» **TASK INSTRUCTIONS**: Set down all of the entries word for word, omitting the images they contain.

» **MATERIALS PROVIDED**:
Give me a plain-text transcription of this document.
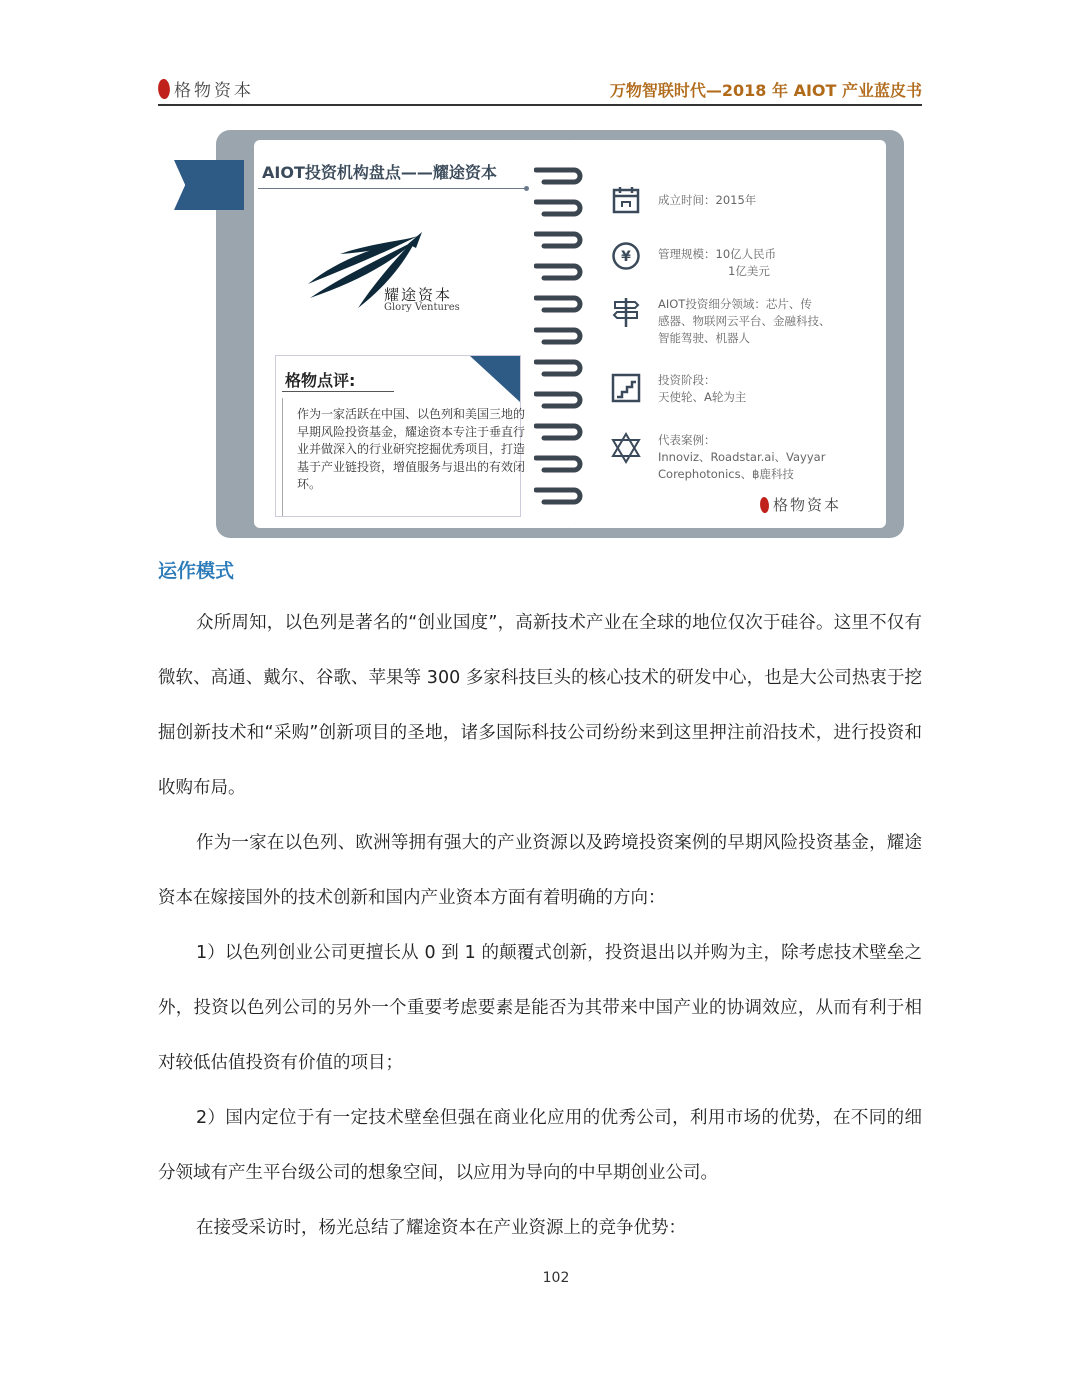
格物资本	万物智联时代—2018 年 AIOT 产业蓝皮书
AIOT投资机构盘点——耀途资本
耀途资本
Glory Ventures
格物点评:
作为一家活跃在中国、以色列和美国三地的早期风险投资基金，耀途资本专注于垂直行业并做深入的行业研究挖掘优秀项目，打造基于产业链投资，增值服务与退出的有效闭环。
成立时间：2015年
¥ 管理规模：10亿人民币
1亿美元
AIOT投资细分领域：芯片、传
感器、物联网云平台、金融科技、
智能驾驶、机器人
投资阶段：
天使轮、A轮为主
代表案例：
Innoviz、Roadstar.ai、Vayyar
Corephotonics、฿鹿科技
格物资本
运作模式
众所周知，以色列是著名的“创业国度”，高新技术产业在全球的地位仅次于硅谷。这里不仅有微软、高通、戴尔、谷歌、苹果等 300 多家科技巨头的核心技术的研发中心，也是大公司热衷于挖掘创新技术和“采购”创新项目的圣地，诸多国际科技公司纷纷来到这里押注前沿技术，进行投资和收购布局。
作为一家在以色列、欧洲等拥有强大的产业资源以及跨境投资案例的早期风险投资基金，耀途资本在嫁接国外的技术创新和国内产业资本方面有着明确的方向：
1）以色列创业公司更擅长从 0 到 1 的颠覆式创新，投资退出以并购为主，除考虑技术壁垒之外，投资以色列公司的另外一个重要考虑要素是能否为其带来中国产业的协调效应，从而有利于相对较低估值投资有价值的项目；
2）国内定位于有一定技术壁垒但强在商业化应用的优秀公司，利用市场的优势，在不同的细分领域有产生平台级公司的想象空间，以应用为导向的中早期创业公司。
在接受采访时，杨光总结了耀途资本在产业资源上的竞争优势：
102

» **REPLY**:
Give me a plain-text transcription of this document.
格物资本	万物智联时代—2018 年 AIOT 产业蓝皮书
AIOT投资机构盘点——耀途资本
耀途资本
Glory Ventures
格物点评:
作为一家活跃在中国、以色列和美国三地的早期风险投资基金，耀途资本专注于垂直行业并做深入的行业研究挖掘优秀项目，打造基于产业链投资，增值服务与退出的有效闭环。
成立时间：2015年
¥ 管理规模：10亿人民币
1亿美元
AIOT投资细分领域：芯片、传
感器、物联网云平台、金融科技、
智能驾驶、机器人
投资阶段：
天使轮、A轮为主
代表案例：
Innoviz、Roadstar.ai、Vayyar
Corephotonics、฿鹿科技
格物资本
运作模式
众所周知，以色列是著名的“创业国度”，高新技术产业在全球的地位仅次于硅谷。这里不仅有微软、高通、戴尔、谷歌、苹果等 300 多家科技巨头的核心技术的研发中心，也是大公司热衷于挖掘创新技术和“采购”创新项目的圣地，诸多国际科技公司纷纷来到这里押注前沿技术，进行投资和收购布局。
作为一家在以色列、欧洲等拥有强大的产业资源以及跨境投资案例的早期风险投资基金，耀途资本在嫁接国外的技术创新和国内产业资本方面有着明确的方向：
1）以色列创业公司更擅长从 0 到 1 的颠覆式创新，投资退出以并购为主，除考虑技术壁垒之外，投资以色列公司的另外一个重要考虑要素是能否为其带来中国产业的协调效应，从而有利于相对较低估值投资有价值的项目；
2）国内定位于有一定技术壁垒但强在商业化应用的优秀公司，利用市场的优势，在不同的细分领域有产生平台级公司的想象空间，以应用为导向的中早期创业公司。
在接受采访时，杨光总结了耀途资本在产业资源上的竞争优势：
102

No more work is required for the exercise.